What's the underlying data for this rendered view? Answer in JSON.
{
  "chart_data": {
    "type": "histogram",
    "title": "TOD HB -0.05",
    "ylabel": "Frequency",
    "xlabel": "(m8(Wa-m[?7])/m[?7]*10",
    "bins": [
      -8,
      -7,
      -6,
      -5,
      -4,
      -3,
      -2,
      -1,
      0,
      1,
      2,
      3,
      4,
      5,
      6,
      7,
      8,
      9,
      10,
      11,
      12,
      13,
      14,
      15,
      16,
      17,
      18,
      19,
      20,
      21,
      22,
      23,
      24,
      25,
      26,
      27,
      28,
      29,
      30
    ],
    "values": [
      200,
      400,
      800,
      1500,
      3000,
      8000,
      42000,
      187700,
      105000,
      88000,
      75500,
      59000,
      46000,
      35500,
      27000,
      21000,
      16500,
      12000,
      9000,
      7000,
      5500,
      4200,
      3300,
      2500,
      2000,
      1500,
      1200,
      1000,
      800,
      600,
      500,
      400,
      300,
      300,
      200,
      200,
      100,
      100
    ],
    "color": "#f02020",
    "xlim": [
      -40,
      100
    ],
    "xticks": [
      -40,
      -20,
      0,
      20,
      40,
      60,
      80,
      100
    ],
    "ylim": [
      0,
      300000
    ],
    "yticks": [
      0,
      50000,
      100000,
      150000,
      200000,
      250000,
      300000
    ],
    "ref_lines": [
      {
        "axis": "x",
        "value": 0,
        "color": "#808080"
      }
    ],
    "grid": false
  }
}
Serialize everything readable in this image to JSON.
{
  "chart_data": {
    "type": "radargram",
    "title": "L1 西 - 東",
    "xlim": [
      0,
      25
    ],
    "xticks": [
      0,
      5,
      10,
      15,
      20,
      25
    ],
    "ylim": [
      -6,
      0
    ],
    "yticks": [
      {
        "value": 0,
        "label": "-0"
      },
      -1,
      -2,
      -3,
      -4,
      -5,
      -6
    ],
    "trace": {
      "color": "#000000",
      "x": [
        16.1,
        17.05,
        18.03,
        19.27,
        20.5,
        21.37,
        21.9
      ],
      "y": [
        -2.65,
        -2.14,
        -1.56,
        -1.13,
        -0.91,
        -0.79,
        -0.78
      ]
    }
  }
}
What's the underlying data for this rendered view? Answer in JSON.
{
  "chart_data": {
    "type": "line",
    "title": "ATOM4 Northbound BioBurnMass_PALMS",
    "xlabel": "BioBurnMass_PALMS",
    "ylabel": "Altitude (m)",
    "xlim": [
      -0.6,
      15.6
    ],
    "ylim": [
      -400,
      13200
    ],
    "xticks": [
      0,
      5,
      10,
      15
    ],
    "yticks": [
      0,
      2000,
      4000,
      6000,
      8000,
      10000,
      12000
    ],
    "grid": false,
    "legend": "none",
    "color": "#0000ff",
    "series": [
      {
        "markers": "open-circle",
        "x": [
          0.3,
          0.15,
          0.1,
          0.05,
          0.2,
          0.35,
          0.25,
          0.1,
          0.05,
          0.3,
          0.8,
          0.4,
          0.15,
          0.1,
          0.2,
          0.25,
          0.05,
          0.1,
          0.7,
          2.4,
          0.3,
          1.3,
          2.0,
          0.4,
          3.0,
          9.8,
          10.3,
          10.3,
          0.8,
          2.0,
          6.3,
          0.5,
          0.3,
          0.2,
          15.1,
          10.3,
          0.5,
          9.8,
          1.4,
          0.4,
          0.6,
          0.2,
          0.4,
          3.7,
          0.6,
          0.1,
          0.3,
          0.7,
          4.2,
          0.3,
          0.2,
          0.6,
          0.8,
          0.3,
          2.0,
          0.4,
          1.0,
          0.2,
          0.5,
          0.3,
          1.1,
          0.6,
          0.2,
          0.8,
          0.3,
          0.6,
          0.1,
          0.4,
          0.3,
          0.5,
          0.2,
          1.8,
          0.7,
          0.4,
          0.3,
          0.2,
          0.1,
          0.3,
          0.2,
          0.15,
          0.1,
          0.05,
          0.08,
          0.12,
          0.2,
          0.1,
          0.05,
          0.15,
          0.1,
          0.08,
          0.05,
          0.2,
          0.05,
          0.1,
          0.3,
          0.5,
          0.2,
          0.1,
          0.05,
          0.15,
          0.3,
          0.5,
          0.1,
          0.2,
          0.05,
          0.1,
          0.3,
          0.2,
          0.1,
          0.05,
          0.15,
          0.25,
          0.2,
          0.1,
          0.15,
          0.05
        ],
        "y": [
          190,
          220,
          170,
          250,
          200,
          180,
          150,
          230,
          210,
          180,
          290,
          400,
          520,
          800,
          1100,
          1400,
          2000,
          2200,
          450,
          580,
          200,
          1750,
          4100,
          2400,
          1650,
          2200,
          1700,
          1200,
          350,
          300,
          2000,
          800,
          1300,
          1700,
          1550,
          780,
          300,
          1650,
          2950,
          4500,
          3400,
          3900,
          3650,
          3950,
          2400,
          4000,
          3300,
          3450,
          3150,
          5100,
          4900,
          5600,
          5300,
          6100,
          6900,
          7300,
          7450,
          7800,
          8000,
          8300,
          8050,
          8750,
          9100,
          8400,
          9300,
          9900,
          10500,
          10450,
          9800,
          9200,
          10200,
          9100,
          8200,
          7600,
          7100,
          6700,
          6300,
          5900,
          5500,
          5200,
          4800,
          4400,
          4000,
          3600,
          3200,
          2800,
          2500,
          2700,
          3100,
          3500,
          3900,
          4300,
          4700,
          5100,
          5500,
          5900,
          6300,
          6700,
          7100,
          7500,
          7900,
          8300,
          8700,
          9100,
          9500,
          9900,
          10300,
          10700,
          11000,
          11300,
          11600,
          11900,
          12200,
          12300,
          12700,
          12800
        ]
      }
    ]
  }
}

------------

- _Problem to solve_
Write out the records above again, keeping each one identical to the original.

- _The solution_
What's the underlying data for this rendered view? Answer in JSON.
{
  "chart_data": {
    "type": "histogram",
    "title": "TOD HB -0.05",
    "ylabel": "Frequency",
    "xlabel": "(m8(Wa-m[?7])/m[?7]*10",
    "bins": [
      -8,
      -7,
      -6,
      -5,
      -4,
      -3,
      -2,
      -1,
      0,
      1,
      2,
      3,
      4,
      5,
      6,
      7,
      8,
      9,
      10,
      11,
      12,
      13,
      14,
      15,
      16,
      17,
      18,
      19,
      20,
      21,
      22,
      23,
      24,
      25,
      26,
      27,
      28,
      29,
      30
    ],
    "values": [
      200,
      400,
      800,
      1500,
      3000,
      8000,
      42000,
      187700,
      105000,
      88000,
      75500,
      59000,
      46000,
      35500,
      27000,
      21000,
      16500,
      12000,
      9000,
      7000,
      5500,
      4200,
      3300,
      2500,
      2000,
      1500,
      1200,
      1000,
      800,
      600,
      500,
      400,
      300,
      300,
      200,
      200,
      100,
      100
    ],
    "color": "#f02020",
    "xlim": [
      -40,
      100
    ],
    "xticks": [
      -40,
      -20,
      0,
      20,
      40,
      60,
      80,
      100
    ],
    "ylim": [
      0,
      300000
    ],
    "yticks": [
      0,
      50000,
      100000,
      150000,
      200000,
      250000,
      300000
    ],
    "ref_lines": [
      {
        "axis": "x",
        "value": 0,
        "color": "#808080"
      }
    ],
    "grid": false
  }
}
Serialize everything readable in this image to JSON.
{
  "chart_data": {
    "type": "radargram",
    "title": "L1 西 - 東",
    "xlim": [
      0,
      25
    ],
    "xticks": [
      0,
      5,
      10,
      15,
      20,
      25
    ],
    "ylim": [
      -6,
      0
    ],
    "yticks": [
      {
        "value": 0,
        "label": "-0"
      },
      -1,
      -2,
      -3,
      -4,
      -5,
      -6
    ],
    "trace": {
      "color": "#000000",
      "x": [
        16.1,
        17.05,
        18.03,
        19.27,
        20.5,
        21.37,
        21.9
      ],
      "y": [
        -2.65,
        -2.14,
        -1.56,
        -1.13,
        -0.91,
        -0.79,
        -0.78
      ]
    }
  }
}
What's the underlying data for this rendered view? Answer in JSON.
{
  "chart_data": {
    "type": "line",
    "title": "ATOM4 Northbound BioBurnMass_PALMS",
    "xlabel": "BioBurnMass_PALMS",
    "ylabel": "Altitude (m)",
    "xlim": [
      -0.6,
      15.6
    ],
    "ylim": [
      -400,
      13200
    ],
    "xticks": [
      0,
      5,
      10,
      15
    ],
    "yticks": [
      0,
      2000,
      4000,
      6000,
      8000,
      10000,
      12000
    ],
    "grid": false,
    "legend": "none",
    "color": "#0000ff",
    "series": [
      {
        "markers": "open-circle",
        "x": [
          0.3,
          0.15,
          0.1,
          0.05,
          0.2,
          0.35,
          0.25,
          0.1,
          0.05,
          0.3,
          0.8,
          0.4,
          0.15,
          0.1,
          0.2,
          0.25,
          0.05,
          0.1,
          0.7,
          2.4,
          0.3,
          1.3,
          2.0,
          0.4,
          3.0,
          9.8,
          10.3,
          10.3,
          0.8,
          2.0,
          6.3,
          0.5,
          0.3,
          0.2,
          15.1,
          10.3,
          0.5,
          9.8,
          1.4,
          0.4,
          0.6,
          0.2,
          0.4,
          3.7,
          0.6,
          0.1,
          0.3,
          0.7,
          4.2,
          0.3,
          0.2,
          0.6,
          0.8,
          0.3,
          2.0,
          0.4,
          1.0,
          0.2,
          0.5,
          0.3,
          1.1,
          0.6,
          0.2,
          0.8,
          0.3,
          0.6,
          0.1,
          0.4,
          0.3,
          0.5,
          0.2,
          1.8,
          0.7,
          0.4,
          0.3,
          0.2,
          0.1,
          0.3,
          0.2,
          0.15,
          0.1,
          0.05,
          0.08,
          0.12,
          0.2,
          0.1,
          0.05,
          0.15,
          0.1,
          0.08,
          0.05,
          0.2,
          0.05,
          0.1,
          0.3,
          0.5,
          0.2,
          0.1,
          0.05,
          0.15,
          0.3,
          0.5,
          0.1,
          0.2,
          0.05,
          0.1,
          0.3,
          0.2,
          0.1,
          0.05,
          0.15,
          0.25,
          0.2,
          0.1,
          0.15,
          0.05
        ],
        "y": [
          190,
          220,
          170,
          250,
          200,
          180,
          150,
          230,
          210,
          180,
          290,
          400,
          520,
          800,
          1100,
          1400,
          2000,
          2200,
          450,
          580,
          200,
          1750,
          4100,
          2400,
          1650,
          2200,
          1700,
          1200,
          350,
          300,
          2000,
          800,
          1300,
          1700,
          1550,
          780,
          300,
          1650,
          2950,
          4500,
          3400,
          3900,
          3650,
          3950,
          2400,
          4000,
          3300,
          3450,
          3150,
          5100,
          4900,
          5600,
          5300,
          6100,
          6900,
          7300,
          7450,
          7800,
          8000,
          8300,
          8050,
          8750,
          9100,
          8400,
          9300,
          9900,
          10500,
          10450,
          9800,
          9200,
          10200,
          9100,
          8200,
          7600,
          7100,
          6700,
          6300,
          5900,
          5500,
          5200,
          4800,
          4400,
          4000,
          3600,
          3200,
          2800,
          2500,
          2700,
          3100,
          3500,
          3900,
          4300,
          4700,
          5100,
          5500,
          5900,
          6300,
          6700,
          7100,
          7500,
          7900,
          8300,
          8700,
          9100,
          9500,
          9900,
          10300,
          10700,
          11000,
          11300,
          11600,
          11900,
          12200,
          12300,
          12700,
          12800
        ]
      }
    ]
  }
}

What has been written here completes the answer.